Problem to solve
Below are the records; copy each line in them that holds the word "Read".

Provided entries
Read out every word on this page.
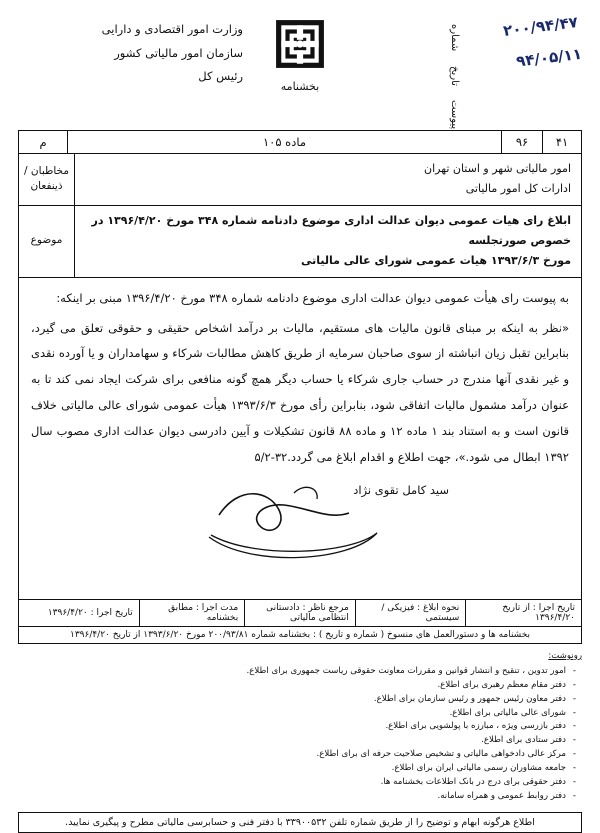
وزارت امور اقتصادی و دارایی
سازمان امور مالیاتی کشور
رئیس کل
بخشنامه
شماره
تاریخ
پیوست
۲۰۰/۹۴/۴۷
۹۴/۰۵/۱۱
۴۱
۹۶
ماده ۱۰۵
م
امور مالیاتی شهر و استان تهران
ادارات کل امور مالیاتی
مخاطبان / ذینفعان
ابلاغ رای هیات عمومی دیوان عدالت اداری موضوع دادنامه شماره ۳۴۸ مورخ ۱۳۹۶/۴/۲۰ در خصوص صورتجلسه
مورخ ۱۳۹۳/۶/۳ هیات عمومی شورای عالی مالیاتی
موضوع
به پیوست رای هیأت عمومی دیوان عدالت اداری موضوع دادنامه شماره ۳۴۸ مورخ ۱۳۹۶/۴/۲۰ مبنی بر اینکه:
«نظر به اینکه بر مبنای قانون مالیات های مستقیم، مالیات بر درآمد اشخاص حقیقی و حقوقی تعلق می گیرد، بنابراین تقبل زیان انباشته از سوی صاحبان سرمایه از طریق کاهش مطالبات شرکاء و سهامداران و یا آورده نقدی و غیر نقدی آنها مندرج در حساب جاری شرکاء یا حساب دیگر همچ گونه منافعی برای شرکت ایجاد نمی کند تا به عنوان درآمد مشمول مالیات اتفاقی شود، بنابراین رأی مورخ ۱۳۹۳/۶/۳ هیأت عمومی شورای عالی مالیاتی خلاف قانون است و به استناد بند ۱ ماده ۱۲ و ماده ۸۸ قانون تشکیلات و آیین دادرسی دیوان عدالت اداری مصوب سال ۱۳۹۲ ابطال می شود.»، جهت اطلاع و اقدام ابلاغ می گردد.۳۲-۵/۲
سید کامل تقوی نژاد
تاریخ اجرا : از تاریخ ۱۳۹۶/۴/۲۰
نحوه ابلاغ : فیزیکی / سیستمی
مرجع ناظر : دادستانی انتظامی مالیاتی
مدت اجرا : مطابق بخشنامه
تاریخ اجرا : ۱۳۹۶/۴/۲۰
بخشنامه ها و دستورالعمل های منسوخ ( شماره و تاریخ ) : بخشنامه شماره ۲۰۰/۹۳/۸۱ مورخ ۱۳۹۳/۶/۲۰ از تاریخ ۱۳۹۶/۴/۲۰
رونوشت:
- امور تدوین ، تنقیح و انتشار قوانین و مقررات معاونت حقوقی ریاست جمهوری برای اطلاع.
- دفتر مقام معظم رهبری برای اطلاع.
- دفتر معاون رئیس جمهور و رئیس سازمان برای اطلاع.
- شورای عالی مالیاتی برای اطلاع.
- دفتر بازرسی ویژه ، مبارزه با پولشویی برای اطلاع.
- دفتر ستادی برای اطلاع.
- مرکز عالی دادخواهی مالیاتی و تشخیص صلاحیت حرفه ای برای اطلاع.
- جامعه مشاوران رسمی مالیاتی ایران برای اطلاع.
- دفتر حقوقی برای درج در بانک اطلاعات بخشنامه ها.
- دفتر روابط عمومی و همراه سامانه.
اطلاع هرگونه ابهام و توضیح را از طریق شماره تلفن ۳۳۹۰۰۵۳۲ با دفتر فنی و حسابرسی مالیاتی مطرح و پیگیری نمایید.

--

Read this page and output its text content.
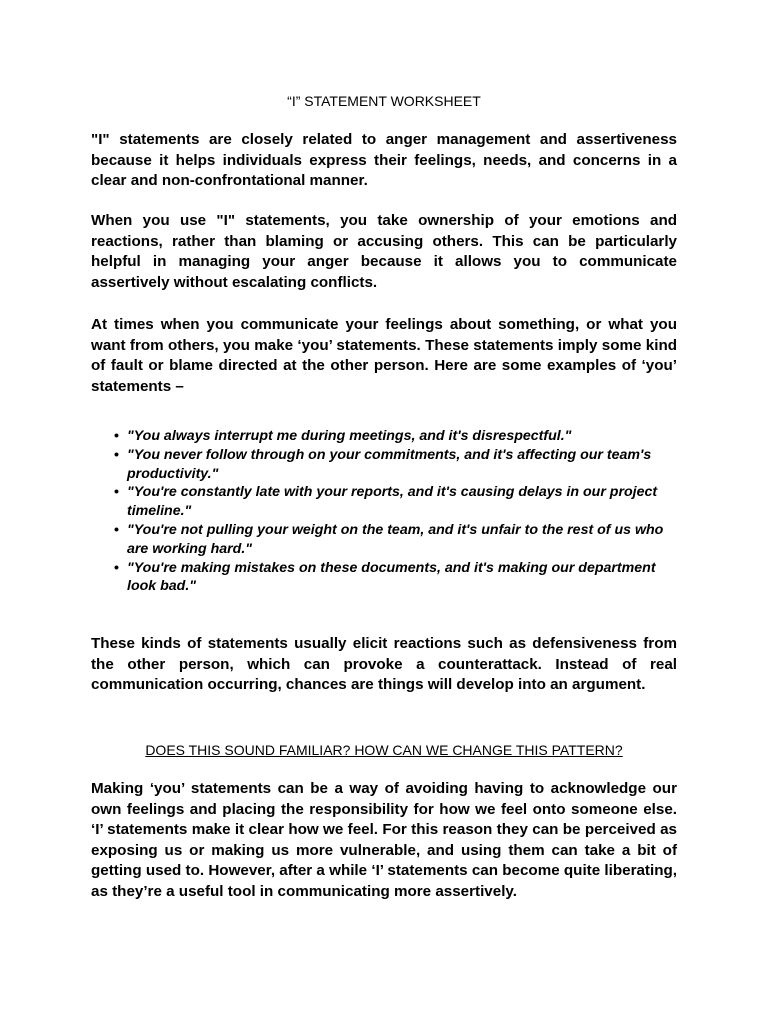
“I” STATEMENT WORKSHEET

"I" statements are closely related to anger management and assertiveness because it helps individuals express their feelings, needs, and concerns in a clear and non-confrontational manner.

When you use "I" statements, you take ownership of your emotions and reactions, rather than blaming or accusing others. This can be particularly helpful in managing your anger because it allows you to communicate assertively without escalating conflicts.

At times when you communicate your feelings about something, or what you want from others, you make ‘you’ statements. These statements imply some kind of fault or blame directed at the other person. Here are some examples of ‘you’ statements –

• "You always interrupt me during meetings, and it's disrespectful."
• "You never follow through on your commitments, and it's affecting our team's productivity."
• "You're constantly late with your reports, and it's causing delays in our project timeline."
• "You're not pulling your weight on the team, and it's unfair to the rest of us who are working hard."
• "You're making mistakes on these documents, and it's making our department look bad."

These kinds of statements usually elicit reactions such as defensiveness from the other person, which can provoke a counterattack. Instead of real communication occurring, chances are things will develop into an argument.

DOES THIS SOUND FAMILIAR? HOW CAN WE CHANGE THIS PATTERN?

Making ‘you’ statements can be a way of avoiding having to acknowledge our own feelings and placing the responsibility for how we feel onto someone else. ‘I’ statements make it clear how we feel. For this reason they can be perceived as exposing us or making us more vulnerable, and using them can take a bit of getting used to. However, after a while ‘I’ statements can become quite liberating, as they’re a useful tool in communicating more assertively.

Written answer
Read out every word on this page.
Read this page and output its text content.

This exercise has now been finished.